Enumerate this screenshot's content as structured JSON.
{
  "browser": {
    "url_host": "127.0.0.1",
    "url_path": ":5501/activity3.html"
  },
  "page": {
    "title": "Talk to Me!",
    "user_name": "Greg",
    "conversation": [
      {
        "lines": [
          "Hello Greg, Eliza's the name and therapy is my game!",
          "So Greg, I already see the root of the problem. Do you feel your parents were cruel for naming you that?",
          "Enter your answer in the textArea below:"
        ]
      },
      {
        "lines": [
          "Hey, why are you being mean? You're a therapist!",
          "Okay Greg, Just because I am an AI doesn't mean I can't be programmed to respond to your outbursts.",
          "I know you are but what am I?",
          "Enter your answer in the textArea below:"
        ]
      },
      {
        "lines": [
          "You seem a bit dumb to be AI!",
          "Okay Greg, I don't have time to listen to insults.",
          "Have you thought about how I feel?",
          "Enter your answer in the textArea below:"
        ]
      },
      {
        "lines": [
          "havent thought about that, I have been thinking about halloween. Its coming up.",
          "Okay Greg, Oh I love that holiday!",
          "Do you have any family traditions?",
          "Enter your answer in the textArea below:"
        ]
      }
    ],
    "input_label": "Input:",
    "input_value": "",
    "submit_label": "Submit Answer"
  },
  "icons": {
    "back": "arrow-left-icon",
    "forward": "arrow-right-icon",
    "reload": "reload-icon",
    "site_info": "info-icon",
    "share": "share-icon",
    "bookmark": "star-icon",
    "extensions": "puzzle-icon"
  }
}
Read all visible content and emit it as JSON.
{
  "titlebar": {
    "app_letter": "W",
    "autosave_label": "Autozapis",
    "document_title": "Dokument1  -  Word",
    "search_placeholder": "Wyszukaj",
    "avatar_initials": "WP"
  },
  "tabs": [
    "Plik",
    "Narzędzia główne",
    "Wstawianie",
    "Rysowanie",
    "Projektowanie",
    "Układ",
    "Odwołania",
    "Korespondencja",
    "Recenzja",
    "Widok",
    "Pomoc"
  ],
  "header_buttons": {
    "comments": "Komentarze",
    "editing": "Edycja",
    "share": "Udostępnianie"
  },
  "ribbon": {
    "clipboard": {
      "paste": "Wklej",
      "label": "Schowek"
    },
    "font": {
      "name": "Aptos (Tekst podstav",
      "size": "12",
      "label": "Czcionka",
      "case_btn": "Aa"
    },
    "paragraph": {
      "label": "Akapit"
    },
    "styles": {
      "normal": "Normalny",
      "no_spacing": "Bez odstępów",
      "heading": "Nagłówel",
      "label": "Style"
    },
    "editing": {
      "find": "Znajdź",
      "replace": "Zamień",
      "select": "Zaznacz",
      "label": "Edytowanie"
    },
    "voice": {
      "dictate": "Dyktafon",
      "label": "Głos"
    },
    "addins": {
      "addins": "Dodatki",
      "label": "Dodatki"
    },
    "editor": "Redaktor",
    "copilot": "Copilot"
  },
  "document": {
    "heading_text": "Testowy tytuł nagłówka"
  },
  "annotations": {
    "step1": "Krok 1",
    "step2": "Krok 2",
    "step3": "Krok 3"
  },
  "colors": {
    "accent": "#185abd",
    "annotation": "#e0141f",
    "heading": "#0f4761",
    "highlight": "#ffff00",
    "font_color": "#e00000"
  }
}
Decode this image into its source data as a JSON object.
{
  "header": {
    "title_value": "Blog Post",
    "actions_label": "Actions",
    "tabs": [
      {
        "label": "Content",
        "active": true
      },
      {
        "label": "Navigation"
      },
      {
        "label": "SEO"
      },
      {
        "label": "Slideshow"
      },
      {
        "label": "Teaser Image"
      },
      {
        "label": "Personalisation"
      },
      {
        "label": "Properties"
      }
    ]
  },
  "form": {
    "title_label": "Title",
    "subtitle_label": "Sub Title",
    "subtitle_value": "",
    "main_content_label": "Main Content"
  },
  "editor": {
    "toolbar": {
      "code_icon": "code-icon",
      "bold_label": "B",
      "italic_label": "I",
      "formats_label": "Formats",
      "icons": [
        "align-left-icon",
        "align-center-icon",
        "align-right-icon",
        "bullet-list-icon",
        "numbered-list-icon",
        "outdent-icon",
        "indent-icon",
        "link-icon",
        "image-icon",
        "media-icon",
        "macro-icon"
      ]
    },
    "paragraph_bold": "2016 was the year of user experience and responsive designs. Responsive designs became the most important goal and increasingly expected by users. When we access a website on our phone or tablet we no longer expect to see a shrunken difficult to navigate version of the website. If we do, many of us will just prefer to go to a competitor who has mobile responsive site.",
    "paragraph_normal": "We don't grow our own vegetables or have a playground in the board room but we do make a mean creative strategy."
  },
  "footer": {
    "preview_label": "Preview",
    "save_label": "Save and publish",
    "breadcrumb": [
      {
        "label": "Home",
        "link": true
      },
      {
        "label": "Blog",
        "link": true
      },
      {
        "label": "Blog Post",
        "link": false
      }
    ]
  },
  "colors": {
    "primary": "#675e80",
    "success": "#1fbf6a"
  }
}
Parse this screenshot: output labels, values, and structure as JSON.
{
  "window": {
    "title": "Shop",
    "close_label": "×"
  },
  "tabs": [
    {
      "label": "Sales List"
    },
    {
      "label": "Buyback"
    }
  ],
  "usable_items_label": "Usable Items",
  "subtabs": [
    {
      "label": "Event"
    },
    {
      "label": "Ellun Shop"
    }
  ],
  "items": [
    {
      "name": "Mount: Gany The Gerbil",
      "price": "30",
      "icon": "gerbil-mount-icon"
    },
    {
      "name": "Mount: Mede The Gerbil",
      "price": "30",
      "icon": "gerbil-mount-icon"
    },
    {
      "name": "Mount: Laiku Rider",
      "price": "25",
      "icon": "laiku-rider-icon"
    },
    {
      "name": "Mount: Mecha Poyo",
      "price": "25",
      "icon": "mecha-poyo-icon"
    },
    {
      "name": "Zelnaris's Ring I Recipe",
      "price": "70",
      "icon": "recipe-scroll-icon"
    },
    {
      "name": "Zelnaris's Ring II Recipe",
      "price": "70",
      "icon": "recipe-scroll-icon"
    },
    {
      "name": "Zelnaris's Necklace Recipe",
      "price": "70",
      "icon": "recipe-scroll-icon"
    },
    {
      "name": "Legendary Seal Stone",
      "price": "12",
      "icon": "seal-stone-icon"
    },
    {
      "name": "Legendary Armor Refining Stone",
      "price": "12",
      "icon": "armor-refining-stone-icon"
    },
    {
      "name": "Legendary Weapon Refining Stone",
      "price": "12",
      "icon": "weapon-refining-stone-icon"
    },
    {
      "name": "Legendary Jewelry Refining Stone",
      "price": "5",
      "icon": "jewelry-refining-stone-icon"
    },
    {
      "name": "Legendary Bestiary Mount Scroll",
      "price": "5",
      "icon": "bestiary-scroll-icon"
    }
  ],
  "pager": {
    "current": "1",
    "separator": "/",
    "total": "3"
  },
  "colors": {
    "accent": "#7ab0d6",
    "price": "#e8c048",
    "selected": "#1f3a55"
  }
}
====
• **Aim**: Only lines with the word "Krok" are wanted, so copy each one from the records.

• **Exercise output**:
    "step1": "Krok 1",
    "step2": "Krok 2",
    "step3": "Krok 3"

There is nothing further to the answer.